§ **Exercise**
Work out how many lines contain "name". Reply with the count alone.

§ **Supplied entries**
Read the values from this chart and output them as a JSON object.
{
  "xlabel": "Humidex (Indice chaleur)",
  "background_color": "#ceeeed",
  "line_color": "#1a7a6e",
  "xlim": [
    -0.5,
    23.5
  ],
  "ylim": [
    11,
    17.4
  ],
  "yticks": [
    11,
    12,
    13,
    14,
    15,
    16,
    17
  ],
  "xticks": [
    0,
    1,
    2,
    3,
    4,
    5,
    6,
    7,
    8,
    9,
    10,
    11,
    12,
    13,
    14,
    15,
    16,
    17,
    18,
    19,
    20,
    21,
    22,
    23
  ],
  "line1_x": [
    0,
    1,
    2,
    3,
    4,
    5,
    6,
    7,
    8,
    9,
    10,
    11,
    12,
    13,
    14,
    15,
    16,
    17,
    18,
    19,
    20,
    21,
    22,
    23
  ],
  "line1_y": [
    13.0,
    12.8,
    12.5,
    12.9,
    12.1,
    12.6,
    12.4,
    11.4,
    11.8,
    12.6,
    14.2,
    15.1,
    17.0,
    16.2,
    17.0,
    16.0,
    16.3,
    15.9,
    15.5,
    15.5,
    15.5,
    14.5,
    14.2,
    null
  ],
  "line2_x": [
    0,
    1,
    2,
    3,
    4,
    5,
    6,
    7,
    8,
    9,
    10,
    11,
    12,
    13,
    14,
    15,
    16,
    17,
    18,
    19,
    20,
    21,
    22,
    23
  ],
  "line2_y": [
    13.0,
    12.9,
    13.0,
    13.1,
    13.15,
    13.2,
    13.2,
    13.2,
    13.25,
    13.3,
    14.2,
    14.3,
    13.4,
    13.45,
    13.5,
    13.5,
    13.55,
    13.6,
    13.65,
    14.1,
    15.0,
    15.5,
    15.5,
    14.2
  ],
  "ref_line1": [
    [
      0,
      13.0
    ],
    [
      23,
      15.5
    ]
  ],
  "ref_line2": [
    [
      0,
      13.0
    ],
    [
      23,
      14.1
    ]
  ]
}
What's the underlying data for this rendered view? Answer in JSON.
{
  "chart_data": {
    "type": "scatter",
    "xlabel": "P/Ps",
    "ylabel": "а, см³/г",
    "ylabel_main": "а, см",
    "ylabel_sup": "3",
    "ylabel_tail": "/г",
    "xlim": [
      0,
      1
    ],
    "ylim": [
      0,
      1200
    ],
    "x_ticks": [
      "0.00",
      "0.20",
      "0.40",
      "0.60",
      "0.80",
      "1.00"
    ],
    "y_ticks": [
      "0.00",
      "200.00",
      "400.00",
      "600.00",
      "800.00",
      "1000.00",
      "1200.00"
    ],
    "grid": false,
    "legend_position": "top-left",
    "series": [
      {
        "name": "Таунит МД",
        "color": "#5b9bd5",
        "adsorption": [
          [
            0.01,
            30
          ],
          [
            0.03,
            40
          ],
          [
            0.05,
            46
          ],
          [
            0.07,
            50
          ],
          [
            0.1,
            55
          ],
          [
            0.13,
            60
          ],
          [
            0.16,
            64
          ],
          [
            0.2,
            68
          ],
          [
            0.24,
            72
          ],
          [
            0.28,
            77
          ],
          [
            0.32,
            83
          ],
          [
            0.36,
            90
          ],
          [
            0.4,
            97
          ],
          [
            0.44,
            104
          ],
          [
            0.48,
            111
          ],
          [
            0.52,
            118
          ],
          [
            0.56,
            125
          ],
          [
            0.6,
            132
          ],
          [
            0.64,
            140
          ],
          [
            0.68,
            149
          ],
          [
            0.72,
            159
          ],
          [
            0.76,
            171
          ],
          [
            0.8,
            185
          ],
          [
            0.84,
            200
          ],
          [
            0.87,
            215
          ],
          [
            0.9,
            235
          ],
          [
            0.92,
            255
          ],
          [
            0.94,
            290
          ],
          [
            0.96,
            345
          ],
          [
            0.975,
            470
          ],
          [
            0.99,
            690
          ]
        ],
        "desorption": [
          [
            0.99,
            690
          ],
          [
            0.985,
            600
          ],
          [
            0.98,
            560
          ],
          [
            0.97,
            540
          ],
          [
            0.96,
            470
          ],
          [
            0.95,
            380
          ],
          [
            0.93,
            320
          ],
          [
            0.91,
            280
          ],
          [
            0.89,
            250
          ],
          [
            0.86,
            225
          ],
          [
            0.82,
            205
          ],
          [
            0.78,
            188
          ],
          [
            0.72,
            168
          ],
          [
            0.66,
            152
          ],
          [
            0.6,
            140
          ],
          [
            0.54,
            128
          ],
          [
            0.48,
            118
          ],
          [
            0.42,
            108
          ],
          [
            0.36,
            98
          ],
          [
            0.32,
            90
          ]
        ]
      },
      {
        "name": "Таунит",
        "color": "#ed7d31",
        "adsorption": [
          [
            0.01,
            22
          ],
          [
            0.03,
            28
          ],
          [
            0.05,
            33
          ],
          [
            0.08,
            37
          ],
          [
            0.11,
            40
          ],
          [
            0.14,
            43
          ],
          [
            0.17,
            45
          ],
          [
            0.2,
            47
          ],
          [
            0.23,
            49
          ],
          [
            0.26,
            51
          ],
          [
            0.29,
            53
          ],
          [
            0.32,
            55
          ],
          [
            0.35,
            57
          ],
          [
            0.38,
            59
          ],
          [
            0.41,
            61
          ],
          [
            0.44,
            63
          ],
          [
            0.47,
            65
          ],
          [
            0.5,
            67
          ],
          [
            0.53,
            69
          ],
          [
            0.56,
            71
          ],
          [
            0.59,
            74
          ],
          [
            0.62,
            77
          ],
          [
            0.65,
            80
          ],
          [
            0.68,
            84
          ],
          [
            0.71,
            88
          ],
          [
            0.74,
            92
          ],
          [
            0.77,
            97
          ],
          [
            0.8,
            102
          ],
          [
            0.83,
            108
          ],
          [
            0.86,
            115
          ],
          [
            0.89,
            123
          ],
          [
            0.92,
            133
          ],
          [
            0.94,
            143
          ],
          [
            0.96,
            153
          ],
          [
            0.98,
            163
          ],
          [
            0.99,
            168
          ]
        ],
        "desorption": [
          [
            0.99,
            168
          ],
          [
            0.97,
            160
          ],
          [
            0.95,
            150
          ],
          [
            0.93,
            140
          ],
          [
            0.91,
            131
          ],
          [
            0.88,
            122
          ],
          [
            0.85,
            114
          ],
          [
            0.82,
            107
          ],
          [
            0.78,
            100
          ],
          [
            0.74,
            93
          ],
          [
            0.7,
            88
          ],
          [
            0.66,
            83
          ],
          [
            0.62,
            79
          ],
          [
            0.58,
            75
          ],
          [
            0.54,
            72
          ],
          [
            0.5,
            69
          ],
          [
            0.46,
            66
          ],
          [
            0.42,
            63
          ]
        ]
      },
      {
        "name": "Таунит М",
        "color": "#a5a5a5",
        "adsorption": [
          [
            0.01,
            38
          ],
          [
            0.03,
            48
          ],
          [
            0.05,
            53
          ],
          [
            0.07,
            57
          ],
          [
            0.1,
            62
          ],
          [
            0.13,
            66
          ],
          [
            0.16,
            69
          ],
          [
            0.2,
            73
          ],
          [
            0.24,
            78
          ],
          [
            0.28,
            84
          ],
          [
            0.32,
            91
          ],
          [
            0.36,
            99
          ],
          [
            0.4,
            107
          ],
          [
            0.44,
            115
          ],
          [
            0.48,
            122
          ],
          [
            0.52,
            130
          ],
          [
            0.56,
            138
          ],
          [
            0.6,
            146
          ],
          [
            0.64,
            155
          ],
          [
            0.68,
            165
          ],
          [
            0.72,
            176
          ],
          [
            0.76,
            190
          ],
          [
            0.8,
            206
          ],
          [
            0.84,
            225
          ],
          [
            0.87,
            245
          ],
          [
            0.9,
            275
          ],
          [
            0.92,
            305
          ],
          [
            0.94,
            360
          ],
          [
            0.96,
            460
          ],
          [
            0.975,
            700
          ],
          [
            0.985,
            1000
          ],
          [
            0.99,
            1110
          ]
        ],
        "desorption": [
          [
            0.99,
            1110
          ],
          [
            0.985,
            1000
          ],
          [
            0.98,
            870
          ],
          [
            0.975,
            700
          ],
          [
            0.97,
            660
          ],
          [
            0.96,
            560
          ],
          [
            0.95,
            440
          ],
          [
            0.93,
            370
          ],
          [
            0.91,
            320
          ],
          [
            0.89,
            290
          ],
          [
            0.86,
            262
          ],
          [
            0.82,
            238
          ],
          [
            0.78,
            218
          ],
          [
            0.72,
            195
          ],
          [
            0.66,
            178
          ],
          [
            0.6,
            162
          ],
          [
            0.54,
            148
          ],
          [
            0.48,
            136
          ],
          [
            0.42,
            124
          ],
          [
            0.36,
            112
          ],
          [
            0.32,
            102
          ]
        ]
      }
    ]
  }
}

§ **Result of this task**
3